● **DOCUMENT PASSAGE**:
────

Ernst Oppler (19 September 1867  1 March 1929) was a German Impressionist painter and etcher born in Hanover.

Early life 

Ernst Oppler was the son of Edwin Oppler (1831-1880), a prominent German-Jewish architect. Ernst Oppler's brothers were the sculptor Alexander Oppler (1869-1937), the physician  (1871-1943), and the attorney and notary  (1873-1942). His cousin was the designer  (1875-1965).

He studied at the Academy of Arts in Munich under Nikolaus Gysis and Ludwig von Löfftz. Afterwards he moved to London to study the work of James Abbott McNeill Whistler, one of his favorite artists. He became a member of the International Society of Sculptors, Painters and Gravers in 1898. His early work was naturalistic in approach. In 1901 he went to the Netherlands to practise the pleinair method, and painted elegant portraits of the gentry in subdued tones.

Berlin Secession 

Back in Munich Oppler joined the Munich Secession. In 1904 Max Liebermann invited Ernst Oppler and Lovis Corinth to leave Munich and move to Berlin. both became there members of the Berlin Secession, a group of artists who championed the new, German Impressionist style. Oppler became there a renowned portraitist, and also chronicled daily life through his drawings, etchings, painted cityscapes and genre scenes. With his brother the sculptor Alexander Oppler they had studios in their own Villa Oppler in Berlin-Grunewald and a city apartment in the Kurfürstenstraße. Ernst Oppler was invited seven times to the Venice Biennale and participated six times.

In 1912 after controversies about expressionism he stopped participating in the exhibitions of the Berlin secession but he still remained one of the most prominent members of the avantgarde. The German state bought works from Oppler and exhibited them in museums as examples of the new wave in art. Oppler started to visit dancing performances of the Russian ballet which was very popular at that time and began to document the performances. He became also an important chronicler of the history of ballet in Germany.

────

● **DATA FOR THE TASK**:
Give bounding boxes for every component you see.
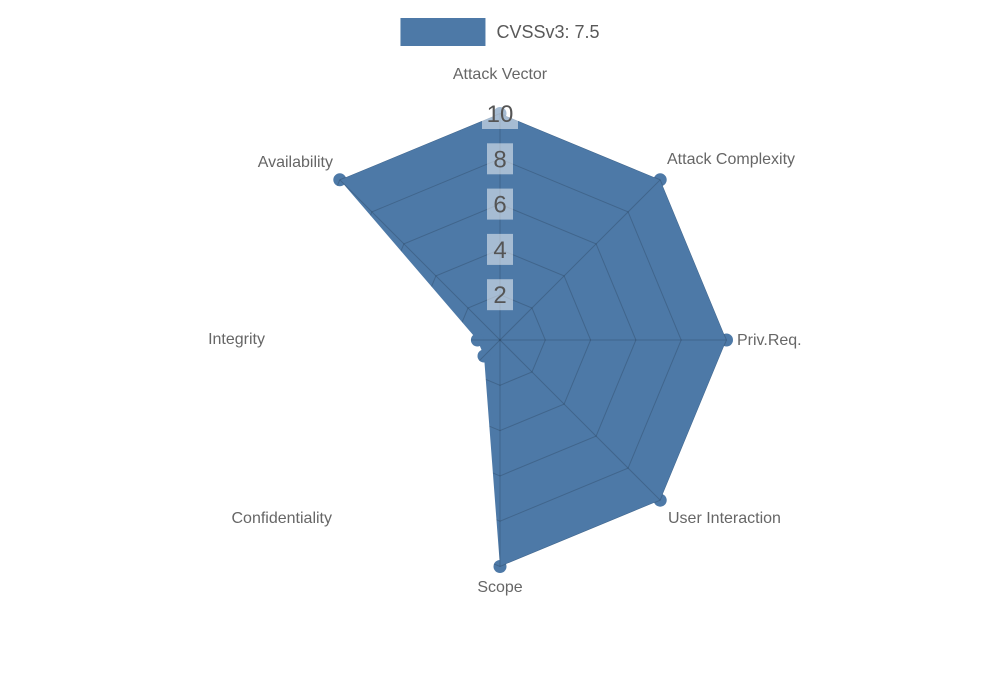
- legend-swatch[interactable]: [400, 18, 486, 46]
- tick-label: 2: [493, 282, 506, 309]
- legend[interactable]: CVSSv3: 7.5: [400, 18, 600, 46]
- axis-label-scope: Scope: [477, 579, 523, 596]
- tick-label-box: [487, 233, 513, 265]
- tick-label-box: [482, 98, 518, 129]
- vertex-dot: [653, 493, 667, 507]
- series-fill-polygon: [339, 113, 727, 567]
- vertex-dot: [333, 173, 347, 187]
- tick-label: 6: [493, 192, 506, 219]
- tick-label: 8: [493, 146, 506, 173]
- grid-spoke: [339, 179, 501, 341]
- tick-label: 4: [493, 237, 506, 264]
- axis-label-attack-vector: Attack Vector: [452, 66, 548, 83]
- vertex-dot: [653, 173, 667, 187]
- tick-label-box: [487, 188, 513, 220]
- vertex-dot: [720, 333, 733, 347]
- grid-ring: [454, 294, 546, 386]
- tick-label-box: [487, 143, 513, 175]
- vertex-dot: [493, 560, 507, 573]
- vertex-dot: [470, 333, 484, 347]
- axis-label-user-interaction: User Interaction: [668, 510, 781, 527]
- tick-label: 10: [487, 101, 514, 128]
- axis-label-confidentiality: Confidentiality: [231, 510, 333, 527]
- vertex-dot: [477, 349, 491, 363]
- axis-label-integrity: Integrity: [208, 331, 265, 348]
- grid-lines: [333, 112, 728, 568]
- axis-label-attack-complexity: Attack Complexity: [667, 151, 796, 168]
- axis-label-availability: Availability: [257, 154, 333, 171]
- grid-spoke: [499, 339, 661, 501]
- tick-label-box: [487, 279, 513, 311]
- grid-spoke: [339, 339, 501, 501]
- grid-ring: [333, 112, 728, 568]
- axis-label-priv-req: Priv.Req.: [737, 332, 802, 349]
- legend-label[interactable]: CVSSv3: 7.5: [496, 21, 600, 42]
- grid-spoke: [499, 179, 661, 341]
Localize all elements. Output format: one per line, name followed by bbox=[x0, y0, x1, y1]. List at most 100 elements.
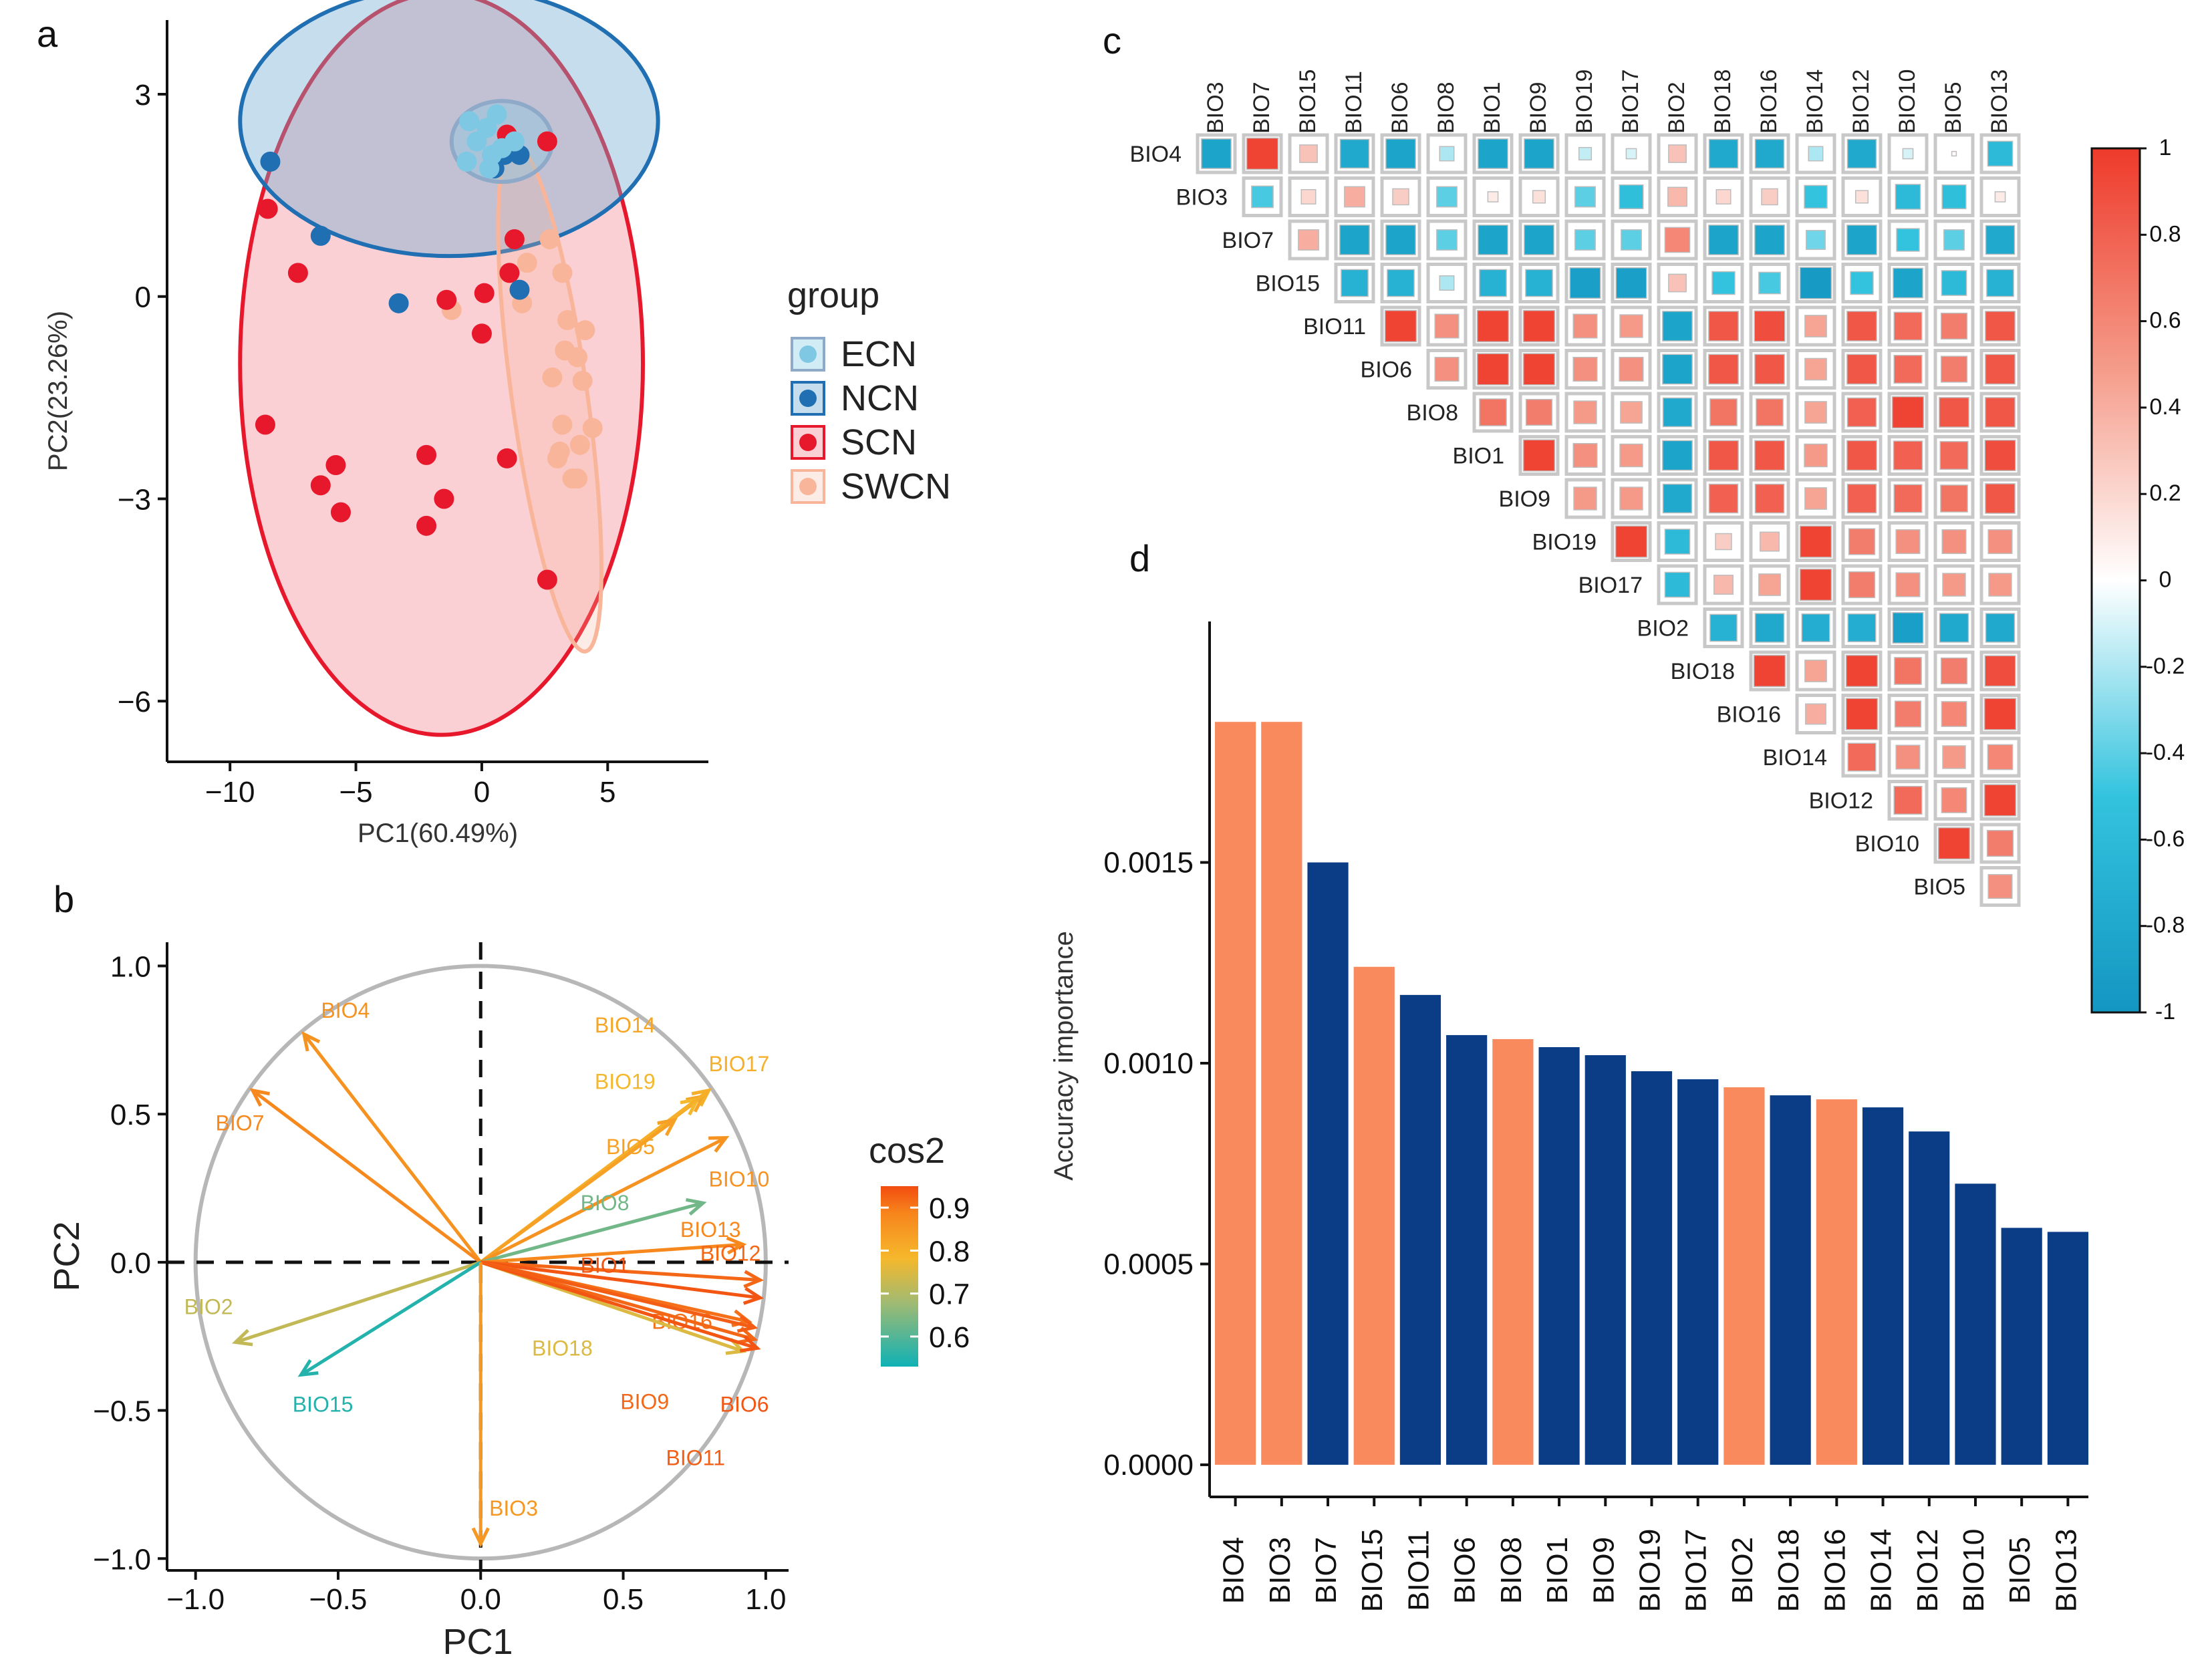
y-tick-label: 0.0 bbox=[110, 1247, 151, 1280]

────

● **REQUIREMENT 1**: In the records, update everything from "- legend-swatch[interactable]: [400, 18, 486, 46]" down to "- tick-label-box: [487, 233, 513, 265]" by replacing "CVSSv3: 7.5" with "CVSSv3: 9.8" and leaving the rest as is. Give back only those lines.
● **REQUIREMENT 2**: Take the passage on Ernst Oppler further, starting right after its final sentence.

● **EXERCISE OUTPUT 1**:
- legend-swatch[interactable]: [400, 18, 486, 46]
- tick-label: 2: [493, 282, 506, 309]
- legend[interactable]: CVSSv3: 9.8: [400, 18, 600, 46]
- axis-label-scope: Scope: [477, 579, 523, 596]
- tick-label-box: [487, 233, 513, 265]

● **EXERCISE OUTPUT 2**:
Ernst Oppler died in Berlin on 1 March 1929.

Works 
In Germany works by Ernst Oppler are on display at the National Gallery Berlin, the Neue Pinakothek in Munich, the Lower Saxony State Museum and others. Outside of Germany, his works are found in the Appleton Museum of Art, the Harvard Art Museums, the San Francisco Museum of Modern Art, the Brooklyn Museum, the Tel Aviv Museum of Art, the Israel-Museum, the Ateneum in Helsinki, the Museum of Modern Art in Venice and others.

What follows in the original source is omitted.